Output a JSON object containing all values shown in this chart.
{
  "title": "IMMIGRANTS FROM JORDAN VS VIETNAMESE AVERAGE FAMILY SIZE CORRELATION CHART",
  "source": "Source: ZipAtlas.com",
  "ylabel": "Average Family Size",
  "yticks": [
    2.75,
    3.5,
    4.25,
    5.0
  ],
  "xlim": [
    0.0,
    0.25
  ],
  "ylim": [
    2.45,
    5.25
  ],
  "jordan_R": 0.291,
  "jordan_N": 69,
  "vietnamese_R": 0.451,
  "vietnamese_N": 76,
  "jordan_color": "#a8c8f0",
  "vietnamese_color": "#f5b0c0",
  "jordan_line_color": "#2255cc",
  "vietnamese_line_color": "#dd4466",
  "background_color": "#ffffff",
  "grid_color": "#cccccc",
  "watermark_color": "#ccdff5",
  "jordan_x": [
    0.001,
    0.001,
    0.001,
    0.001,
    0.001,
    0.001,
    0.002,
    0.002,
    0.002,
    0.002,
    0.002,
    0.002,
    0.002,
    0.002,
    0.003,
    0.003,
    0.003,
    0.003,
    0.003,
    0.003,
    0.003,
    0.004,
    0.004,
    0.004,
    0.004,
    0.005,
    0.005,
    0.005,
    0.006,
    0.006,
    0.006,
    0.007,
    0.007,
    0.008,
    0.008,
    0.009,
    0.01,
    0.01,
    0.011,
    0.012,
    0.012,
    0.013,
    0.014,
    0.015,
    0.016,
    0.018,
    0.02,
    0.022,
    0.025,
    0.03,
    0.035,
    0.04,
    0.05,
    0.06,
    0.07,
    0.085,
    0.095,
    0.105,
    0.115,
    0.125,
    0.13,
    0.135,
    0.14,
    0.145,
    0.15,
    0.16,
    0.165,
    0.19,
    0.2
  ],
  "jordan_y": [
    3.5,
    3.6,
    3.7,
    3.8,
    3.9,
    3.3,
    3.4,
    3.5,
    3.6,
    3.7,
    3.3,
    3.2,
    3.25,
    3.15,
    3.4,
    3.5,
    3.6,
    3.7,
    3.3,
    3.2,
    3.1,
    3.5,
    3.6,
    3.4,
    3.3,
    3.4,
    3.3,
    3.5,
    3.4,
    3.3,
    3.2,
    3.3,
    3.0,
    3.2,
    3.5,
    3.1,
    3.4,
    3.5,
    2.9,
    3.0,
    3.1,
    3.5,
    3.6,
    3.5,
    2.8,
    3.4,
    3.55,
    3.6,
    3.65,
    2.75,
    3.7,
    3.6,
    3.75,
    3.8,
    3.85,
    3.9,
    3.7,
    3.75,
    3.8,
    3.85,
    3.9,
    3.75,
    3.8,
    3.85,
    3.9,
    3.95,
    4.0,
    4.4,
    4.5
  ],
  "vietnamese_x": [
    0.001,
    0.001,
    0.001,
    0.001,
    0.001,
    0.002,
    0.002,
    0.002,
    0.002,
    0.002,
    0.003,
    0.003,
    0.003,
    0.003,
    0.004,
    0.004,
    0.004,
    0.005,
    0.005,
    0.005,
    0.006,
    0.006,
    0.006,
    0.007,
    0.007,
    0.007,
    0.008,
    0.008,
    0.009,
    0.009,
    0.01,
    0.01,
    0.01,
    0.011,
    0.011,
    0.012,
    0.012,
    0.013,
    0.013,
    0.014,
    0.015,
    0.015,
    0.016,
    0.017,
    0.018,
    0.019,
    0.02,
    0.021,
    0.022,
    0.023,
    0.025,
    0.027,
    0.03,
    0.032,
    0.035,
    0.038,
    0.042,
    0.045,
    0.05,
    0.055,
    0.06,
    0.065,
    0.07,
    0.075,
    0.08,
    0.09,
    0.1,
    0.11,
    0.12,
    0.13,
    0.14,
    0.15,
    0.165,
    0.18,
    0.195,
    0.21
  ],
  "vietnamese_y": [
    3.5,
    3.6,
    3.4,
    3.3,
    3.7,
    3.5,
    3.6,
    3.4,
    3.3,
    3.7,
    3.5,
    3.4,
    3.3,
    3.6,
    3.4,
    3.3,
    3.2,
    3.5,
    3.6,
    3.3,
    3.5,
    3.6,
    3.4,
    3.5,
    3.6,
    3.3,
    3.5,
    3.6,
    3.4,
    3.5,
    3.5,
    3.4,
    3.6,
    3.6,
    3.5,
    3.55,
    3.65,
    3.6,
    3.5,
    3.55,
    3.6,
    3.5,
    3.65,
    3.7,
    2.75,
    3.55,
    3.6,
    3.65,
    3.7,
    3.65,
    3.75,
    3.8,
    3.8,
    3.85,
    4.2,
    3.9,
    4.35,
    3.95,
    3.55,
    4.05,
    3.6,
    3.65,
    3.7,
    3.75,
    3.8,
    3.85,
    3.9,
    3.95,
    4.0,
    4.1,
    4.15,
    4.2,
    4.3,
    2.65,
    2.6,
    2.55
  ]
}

GOAL OF THE EXERCISE: All of the entries should be written out again exactly.

EXERCISE OUTPUT:
Output a JSON object containing all values shown in this chart.
{
  "title": "IMMIGRANTS FROM JORDAN VS VIETNAMESE AVERAGE FAMILY SIZE CORRELATION CHART",
  "source": "Source: ZipAtlas.com",
  "ylabel": "Average Family Size",
  "yticks": [
    2.75,
    3.5,
    4.25,
    5.0
  ],
  "xlim": [
    0.0,
    0.25
  ],
  "ylim": [
    2.45,
    5.25
  ],
  "jordan_R": 0.291,
  "jordan_N": 69,
  "vietnamese_R": 0.451,
  "vietnamese_N": 76,
  "jordan_color": "#a8c8f0",
  "vietnamese_color": "#f5b0c0",
  "jordan_line_color": "#2255cc",
  "vietnamese_line_color": "#dd4466",
  "background_color": "#ffffff",
  "grid_color": "#cccccc",
  "watermark_color": "#ccdff5",
  "jordan_x": [
    0.001,
    0.001,
    0.001,
    0.001,
    0.001,
    0.001,
    0.002,
    0.002,
    0.002,
    0.002,
    0.002,
    0.002,
    0.002,
    0.002,
    0.003,
    0.003,
    0.003,
    0.003,
    0.003,
    0.003,
    0.003,
    0.004,
    0.004,
    0.004,
    0.004,
    0.005,
    0.005,
    0.005,
    0.006,
    0.006,
    0.006,
    0.007,
    0.007,
    0.008,
    0.008,
    0.009,
    0.01,
    0.01,
    0.011,
    0.012,
    0.012,
    0.013,
    0.014,
    0.015,
    0.016,
    0.018,
    0.02,
    0.022,
    0.025,
    0.03,
    0.035,
    0.04,
    0.05,
    0.06,
    0.07,
    0.085,
    0.095,
    0.105,
    0.115,
    0.125,
    0.13,
    0.135,
    0.14,
    0.145,
    0.15,
    0.16,
    0.165,
    0.19,
    0.2
  ],
  "jordan_y": [
    3.5,
    3.6,
    3.7,
    3.8,
    3.9,
    3.3,
    3.4,
    3.5,
    3.6,
    3.7,
    3.3,
    3.2,
    3.25,
    3.15,
    3.4,
    3.5,
    3.6,
    3.7,
    3.3,
    3.2,
    3.1,
    3.5,
    3.6,
    3.4,
    3.3,
    3.4,
    3.3,
    3.5,
    3.4,
    3.3,
    3.2,
    3.3,
    3.0,
    3.2,
    3.5,
    3.1,
    3.4,
    3.5,
    2.9,
    3.0,
    3.1,
    3.5,
    3.6,
    3.5,
    2.8,
    3.4,
    3.55,
    3.6,
    3.65,
    2.75,
    3.7,
    3.6,
    3.75,
    3.8,
    3.85,
    3.9,
    3.7,
    3.75,
    3.8,
    3.85,
    3.9,
    3.75,
    3.8,
    3.85,
    3.9,
    3.95,
    4.0,
    4.4,
    4.5
  ],
  "vietnamese_x": [
    0.001,
    0.001,
    0.001,
    0.001,
    0.001,
    0.002,
    0.002,
    0.002,
    0.002,
    0.002,
    0.003,
    0.003,
    0.003,
    0.003,
    0.004,
    0.004,
    0.004,
    0.005,
    0.005,
    0.005,
    0.006,
    0.006,
    0.006,
    0.007,
    0.007,
    0.007,
    0.008,
    0.008,
    0.009,
    0.009,
    0.01,
    0.01,
    0.01,
    0.011,
    0.011,
    0.012,
    0.012,
    0.013,
    0.013,
    0.014,
    0.015,
    0.015,
    0.016,
    0.017,
    0.018,
    0.019,
    0.02,
    0.021,
    0.022,
    0.023,
    0.025,
    0.027,
    0.03,
    0.032,
    0.035,
    0.038,
    0.042,
    0.045,
    0.05,
    0.055,
    0.06,
    0.065,
    0.07,
    0.075,
    0.08,
    0.09,
    0.1,
    0.11,
    0.12,
    0.13,
    0.14,
    0.15,
    0.165,
    0.18,
    0.195,
    0.21
  ],
  "vietnamese_y": [
    3.5,
    3.6,
    3.4,
    3.3,
    3.7,
    3.5,
    3.6,
    3.4,
    3.3,
    3.7,
    3.5,
    3.4,
    3.3,
    3.6,
    3.4,
    3.3,
    3.2,
    3.5,
    3.6,
    3.3,
    3.5,
    3.6,
    3.4,
    3.5,
    3.6,
    3.3,
    3.5,
    3.6,
    3.4,
    3.5,
    3.5,
    3.4,
    3.6,
    3.6,
    3.5,
    3.55,
    3.65,
    3.6,
    3.5,
    3.55,
    3.6,
    3.5,
    3.65,
    3.7,
    2.75,
    3.55,
    3.6,
    3.65,
    3.7,
    3.65,
    3.75,
    3.8,
    3.8,
    3.85,
    4.2,
    3.9,
    4.35,
    3.95,
    3.55,
    4.05,
    3.6,
    3.65,
    3.7,
    3.75,
    3.8,
    3.85,
    3.9,
    3.95,
    4.0,
    4.1,
    4.15,
    4.2,
    4.3,
    2.65,
    2.6,
    2.55
  ]
}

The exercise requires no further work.